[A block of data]
------------------------------------------------------------------------

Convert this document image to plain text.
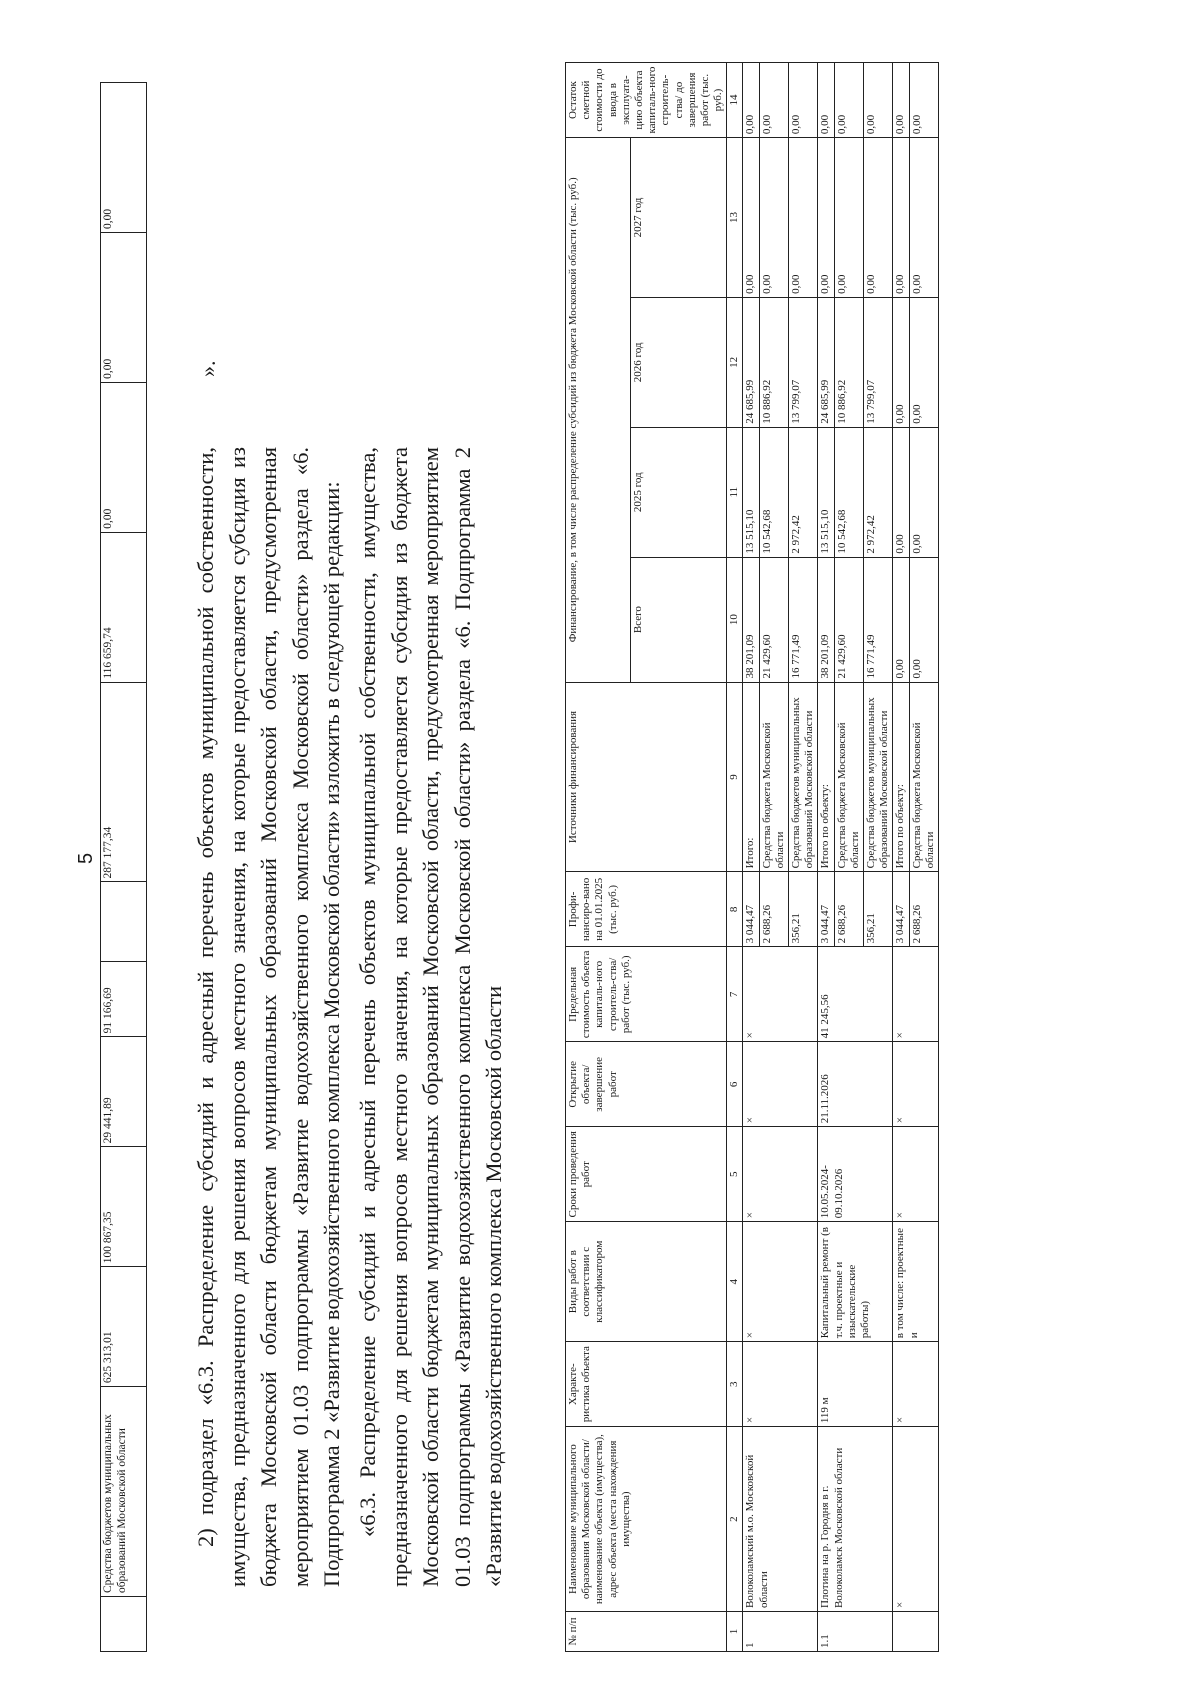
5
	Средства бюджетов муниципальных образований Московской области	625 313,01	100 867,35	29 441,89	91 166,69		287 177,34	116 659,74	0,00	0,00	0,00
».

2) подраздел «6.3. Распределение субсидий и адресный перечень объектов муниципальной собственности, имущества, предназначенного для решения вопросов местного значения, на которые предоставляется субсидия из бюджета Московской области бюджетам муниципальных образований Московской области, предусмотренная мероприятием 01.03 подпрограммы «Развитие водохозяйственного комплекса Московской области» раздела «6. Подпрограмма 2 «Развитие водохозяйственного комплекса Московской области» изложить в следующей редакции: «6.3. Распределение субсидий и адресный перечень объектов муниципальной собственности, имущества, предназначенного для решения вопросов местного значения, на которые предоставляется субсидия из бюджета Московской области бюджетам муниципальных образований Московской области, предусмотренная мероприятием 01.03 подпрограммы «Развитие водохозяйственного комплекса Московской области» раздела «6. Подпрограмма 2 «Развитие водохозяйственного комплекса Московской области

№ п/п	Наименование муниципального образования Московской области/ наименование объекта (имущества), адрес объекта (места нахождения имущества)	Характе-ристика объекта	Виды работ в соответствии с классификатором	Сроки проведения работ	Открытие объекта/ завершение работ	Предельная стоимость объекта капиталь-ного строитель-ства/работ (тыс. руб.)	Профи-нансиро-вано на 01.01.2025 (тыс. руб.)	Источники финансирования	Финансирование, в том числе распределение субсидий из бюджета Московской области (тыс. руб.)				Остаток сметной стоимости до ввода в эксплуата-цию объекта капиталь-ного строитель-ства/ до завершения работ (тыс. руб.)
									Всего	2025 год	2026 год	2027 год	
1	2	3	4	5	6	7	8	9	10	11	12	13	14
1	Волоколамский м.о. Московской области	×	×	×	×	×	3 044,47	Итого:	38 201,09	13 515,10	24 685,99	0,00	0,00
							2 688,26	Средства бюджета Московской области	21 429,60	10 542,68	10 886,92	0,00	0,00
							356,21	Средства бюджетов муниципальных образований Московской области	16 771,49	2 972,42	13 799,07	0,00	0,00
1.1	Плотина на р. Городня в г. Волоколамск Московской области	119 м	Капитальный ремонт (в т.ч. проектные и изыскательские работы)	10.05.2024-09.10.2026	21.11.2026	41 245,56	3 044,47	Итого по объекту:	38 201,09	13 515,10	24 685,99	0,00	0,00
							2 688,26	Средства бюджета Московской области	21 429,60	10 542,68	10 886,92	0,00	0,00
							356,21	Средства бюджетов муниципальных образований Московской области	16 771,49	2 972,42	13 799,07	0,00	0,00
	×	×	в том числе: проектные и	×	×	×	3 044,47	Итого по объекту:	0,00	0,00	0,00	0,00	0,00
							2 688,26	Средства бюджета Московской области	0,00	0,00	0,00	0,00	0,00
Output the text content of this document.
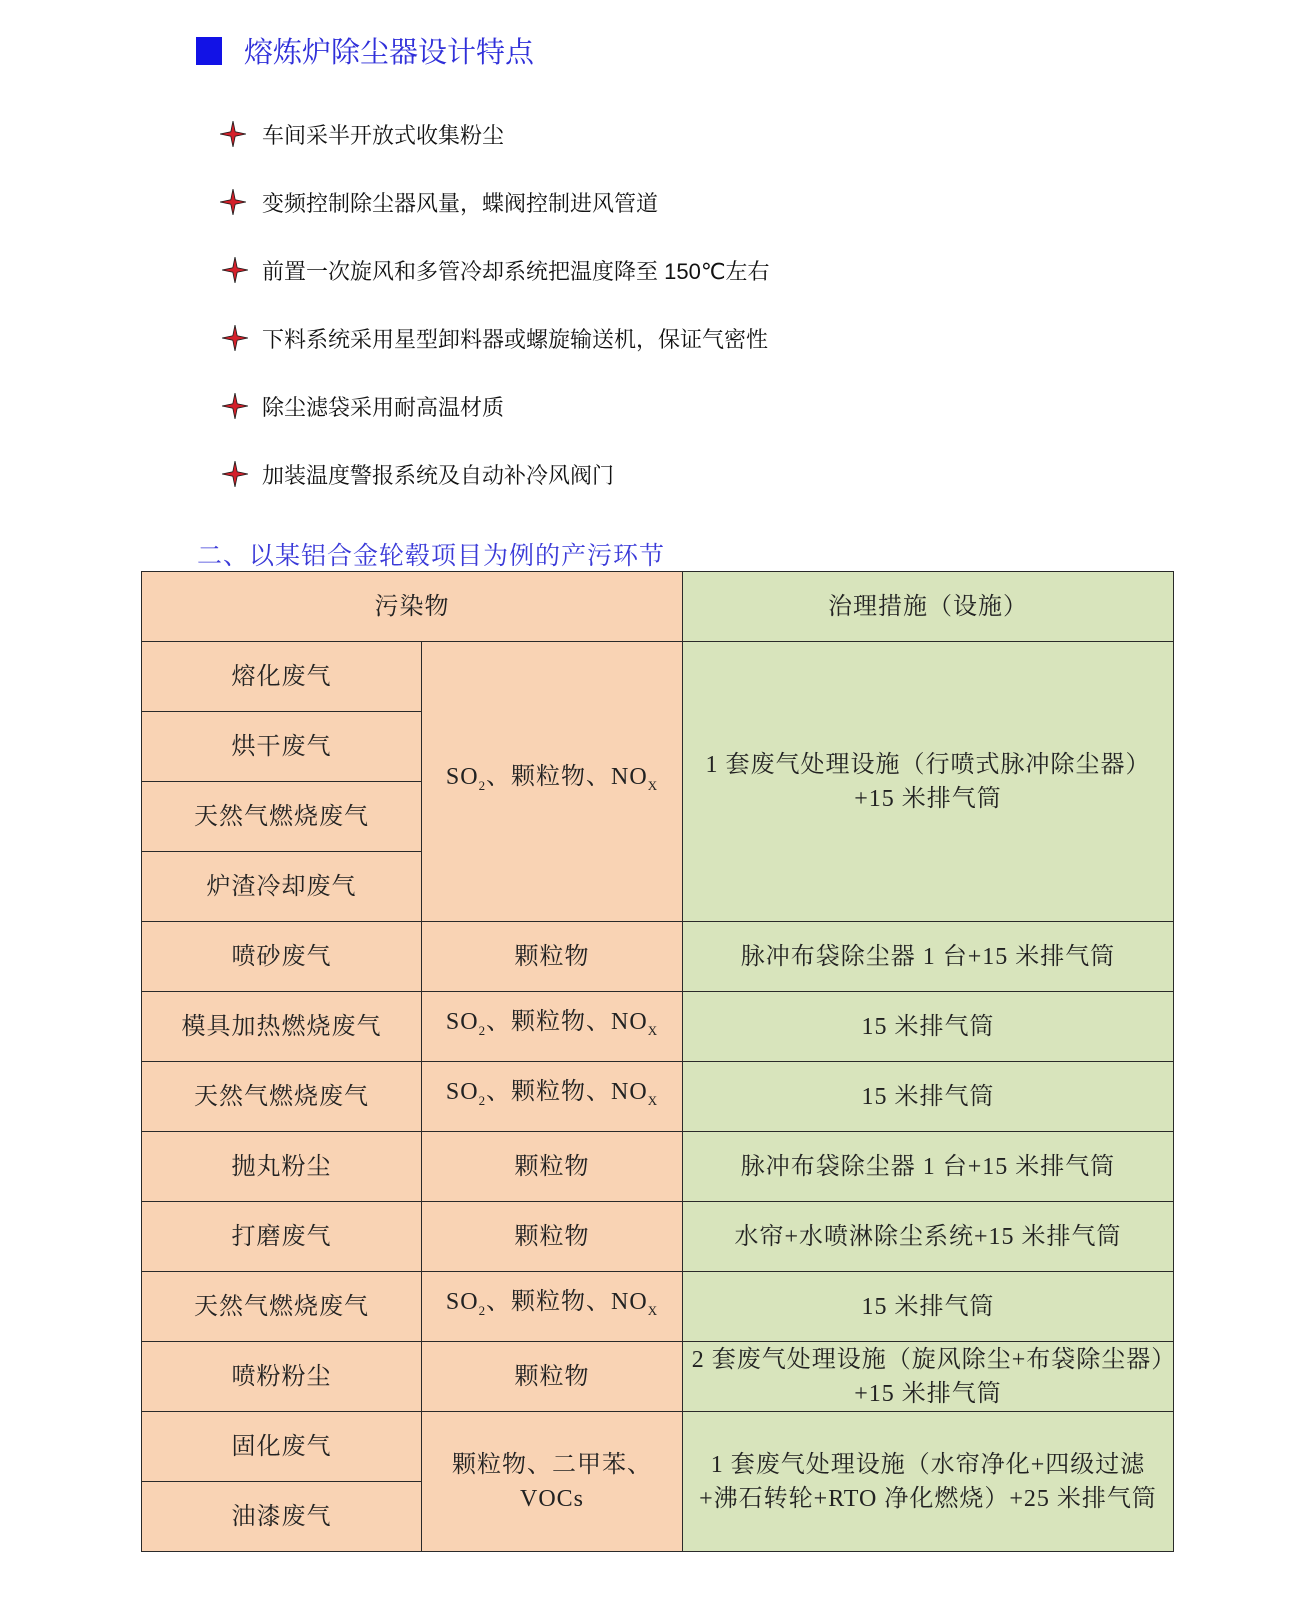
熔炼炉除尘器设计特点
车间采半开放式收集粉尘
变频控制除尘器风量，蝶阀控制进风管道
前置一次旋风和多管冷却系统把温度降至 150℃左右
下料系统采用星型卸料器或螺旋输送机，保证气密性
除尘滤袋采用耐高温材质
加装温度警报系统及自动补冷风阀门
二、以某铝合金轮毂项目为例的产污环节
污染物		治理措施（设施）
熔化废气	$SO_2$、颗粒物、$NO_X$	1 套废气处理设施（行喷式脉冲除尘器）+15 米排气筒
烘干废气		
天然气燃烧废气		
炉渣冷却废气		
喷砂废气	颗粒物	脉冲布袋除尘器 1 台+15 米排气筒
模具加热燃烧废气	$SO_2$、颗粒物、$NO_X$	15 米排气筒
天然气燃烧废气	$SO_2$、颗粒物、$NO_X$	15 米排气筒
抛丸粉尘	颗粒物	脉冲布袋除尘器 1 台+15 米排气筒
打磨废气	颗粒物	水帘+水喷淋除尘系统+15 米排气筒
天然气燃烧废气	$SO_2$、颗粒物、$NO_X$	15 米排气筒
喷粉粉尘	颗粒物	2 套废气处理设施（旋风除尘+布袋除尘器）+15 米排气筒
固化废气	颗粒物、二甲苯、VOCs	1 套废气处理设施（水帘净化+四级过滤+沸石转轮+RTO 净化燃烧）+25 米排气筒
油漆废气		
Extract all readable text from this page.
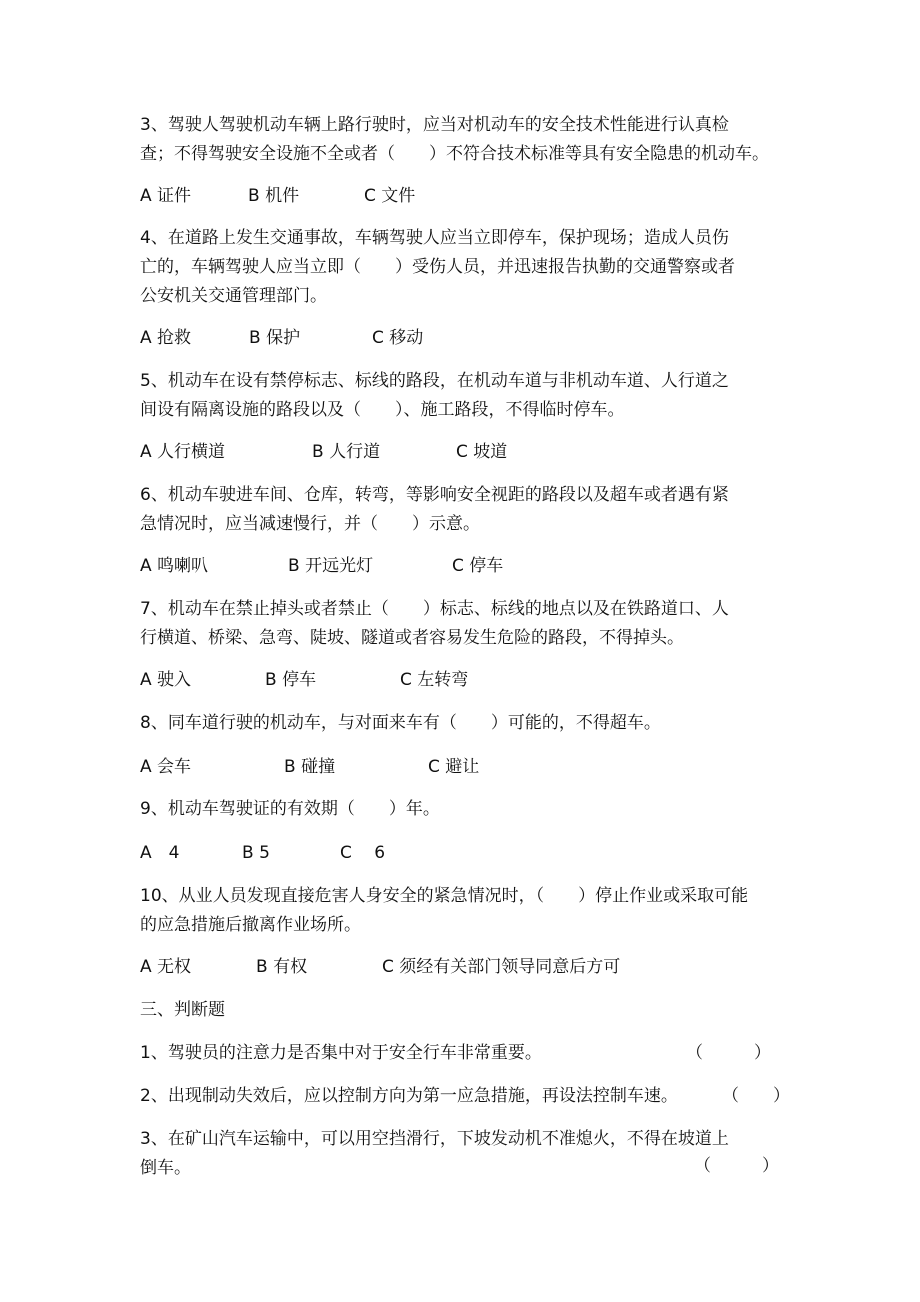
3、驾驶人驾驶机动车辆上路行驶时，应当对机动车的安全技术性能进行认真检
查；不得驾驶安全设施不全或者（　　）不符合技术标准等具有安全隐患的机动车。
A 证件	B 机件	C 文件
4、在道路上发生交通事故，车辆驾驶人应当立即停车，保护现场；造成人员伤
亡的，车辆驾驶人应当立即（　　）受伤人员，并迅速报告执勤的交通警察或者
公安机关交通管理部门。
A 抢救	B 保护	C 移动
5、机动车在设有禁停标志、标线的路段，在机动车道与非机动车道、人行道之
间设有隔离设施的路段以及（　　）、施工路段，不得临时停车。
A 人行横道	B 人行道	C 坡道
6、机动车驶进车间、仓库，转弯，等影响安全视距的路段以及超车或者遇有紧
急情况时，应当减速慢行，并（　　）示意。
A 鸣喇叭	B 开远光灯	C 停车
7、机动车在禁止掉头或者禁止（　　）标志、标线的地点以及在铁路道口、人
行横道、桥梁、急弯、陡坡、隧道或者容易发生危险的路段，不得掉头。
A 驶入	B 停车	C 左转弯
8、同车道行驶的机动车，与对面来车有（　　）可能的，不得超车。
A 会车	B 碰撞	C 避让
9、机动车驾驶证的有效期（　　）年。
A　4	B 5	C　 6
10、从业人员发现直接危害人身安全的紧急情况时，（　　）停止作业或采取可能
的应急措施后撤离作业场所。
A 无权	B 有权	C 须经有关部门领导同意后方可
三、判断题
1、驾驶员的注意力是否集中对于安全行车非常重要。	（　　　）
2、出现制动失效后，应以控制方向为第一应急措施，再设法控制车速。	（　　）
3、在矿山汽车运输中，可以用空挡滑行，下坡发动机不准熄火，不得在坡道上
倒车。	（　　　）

------------------------------------------------------------------------

> _Given exercise_
Find every line in the listing that holds the string "套废气处理设施", then say how many there are as a bare number.

> _Result of this exercise_
3